begin Listed entries

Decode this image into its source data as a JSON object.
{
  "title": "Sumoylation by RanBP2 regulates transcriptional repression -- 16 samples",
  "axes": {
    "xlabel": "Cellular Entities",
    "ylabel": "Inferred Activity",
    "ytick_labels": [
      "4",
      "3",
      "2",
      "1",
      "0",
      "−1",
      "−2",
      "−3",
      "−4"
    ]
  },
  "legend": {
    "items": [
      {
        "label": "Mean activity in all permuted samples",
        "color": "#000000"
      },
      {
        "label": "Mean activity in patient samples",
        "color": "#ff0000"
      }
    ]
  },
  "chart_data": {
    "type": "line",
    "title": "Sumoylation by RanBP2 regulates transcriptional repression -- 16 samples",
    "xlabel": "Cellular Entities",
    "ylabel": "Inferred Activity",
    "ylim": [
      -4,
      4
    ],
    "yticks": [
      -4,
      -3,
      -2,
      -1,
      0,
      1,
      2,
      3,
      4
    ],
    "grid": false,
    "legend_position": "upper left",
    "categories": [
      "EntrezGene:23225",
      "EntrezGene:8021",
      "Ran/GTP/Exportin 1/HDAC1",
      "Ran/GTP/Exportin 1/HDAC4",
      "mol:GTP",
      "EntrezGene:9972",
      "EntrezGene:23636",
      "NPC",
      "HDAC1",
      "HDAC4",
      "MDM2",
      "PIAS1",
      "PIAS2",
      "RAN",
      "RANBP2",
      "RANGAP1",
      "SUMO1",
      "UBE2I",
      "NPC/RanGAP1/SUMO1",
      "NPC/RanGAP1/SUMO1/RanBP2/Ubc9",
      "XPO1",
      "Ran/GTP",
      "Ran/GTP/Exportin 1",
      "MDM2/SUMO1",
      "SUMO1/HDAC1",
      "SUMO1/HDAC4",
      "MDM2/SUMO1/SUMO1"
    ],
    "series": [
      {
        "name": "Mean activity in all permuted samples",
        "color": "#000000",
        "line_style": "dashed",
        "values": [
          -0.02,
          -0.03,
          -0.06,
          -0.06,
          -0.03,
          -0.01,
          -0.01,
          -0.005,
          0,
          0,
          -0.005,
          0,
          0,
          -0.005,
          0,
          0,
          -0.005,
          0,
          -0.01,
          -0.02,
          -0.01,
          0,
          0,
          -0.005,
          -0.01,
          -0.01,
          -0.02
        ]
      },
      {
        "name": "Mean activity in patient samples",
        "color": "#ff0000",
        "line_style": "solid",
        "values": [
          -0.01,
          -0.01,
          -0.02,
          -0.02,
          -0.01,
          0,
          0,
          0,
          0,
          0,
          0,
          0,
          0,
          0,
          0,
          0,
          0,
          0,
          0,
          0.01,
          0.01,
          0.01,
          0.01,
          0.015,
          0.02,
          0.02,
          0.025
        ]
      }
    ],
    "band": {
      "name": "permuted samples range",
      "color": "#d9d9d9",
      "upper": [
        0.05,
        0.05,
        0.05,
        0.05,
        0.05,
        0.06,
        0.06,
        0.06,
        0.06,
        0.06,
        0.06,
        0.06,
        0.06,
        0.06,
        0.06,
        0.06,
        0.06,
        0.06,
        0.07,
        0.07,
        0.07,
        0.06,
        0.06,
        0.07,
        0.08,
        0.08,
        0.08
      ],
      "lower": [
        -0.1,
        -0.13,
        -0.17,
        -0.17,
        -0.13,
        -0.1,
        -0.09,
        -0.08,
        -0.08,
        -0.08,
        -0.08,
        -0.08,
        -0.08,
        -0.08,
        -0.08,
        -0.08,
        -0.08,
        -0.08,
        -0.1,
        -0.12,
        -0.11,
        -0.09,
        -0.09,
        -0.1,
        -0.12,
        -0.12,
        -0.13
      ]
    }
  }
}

end Listed entries
begin Listed entries

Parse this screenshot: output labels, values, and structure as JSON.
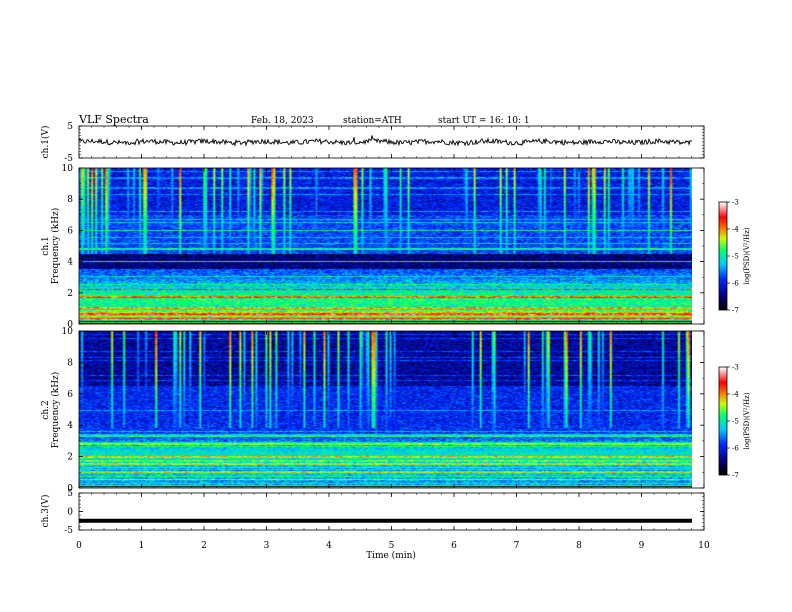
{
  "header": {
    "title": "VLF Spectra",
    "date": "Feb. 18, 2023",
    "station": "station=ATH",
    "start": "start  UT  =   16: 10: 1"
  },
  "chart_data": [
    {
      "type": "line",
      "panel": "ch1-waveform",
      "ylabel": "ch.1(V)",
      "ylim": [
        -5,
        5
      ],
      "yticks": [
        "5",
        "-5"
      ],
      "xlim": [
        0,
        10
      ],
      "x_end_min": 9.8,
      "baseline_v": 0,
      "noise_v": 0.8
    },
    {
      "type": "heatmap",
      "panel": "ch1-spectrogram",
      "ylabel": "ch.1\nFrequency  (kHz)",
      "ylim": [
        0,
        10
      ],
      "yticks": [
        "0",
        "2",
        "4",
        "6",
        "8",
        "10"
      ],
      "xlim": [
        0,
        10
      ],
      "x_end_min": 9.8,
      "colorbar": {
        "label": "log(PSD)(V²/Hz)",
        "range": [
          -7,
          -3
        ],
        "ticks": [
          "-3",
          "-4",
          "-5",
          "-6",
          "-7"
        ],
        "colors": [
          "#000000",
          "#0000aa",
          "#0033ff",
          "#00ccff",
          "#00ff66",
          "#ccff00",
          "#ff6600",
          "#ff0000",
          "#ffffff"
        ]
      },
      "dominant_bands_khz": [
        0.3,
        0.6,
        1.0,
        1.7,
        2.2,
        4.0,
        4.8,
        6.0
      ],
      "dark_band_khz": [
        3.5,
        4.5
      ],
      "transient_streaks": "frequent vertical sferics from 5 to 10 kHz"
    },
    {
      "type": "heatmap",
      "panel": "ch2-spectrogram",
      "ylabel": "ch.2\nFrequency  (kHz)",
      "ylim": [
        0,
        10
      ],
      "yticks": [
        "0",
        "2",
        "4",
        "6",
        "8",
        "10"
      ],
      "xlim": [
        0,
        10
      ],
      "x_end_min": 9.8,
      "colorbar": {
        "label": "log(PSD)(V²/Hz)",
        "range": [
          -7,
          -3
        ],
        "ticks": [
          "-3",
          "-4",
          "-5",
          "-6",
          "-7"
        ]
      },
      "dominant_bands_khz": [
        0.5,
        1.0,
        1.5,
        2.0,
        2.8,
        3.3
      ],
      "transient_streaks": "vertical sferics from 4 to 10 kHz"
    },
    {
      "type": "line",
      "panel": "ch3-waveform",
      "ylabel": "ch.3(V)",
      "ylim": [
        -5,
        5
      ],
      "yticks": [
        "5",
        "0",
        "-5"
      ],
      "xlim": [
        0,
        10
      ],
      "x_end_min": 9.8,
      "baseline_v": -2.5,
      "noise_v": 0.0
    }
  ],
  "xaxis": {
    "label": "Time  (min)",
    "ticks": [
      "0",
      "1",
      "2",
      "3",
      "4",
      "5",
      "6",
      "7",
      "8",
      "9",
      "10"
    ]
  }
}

end Listed entries

Do this: Tally up the lines in the records that contain the word "Exportin" and give only the total.

Task result: 3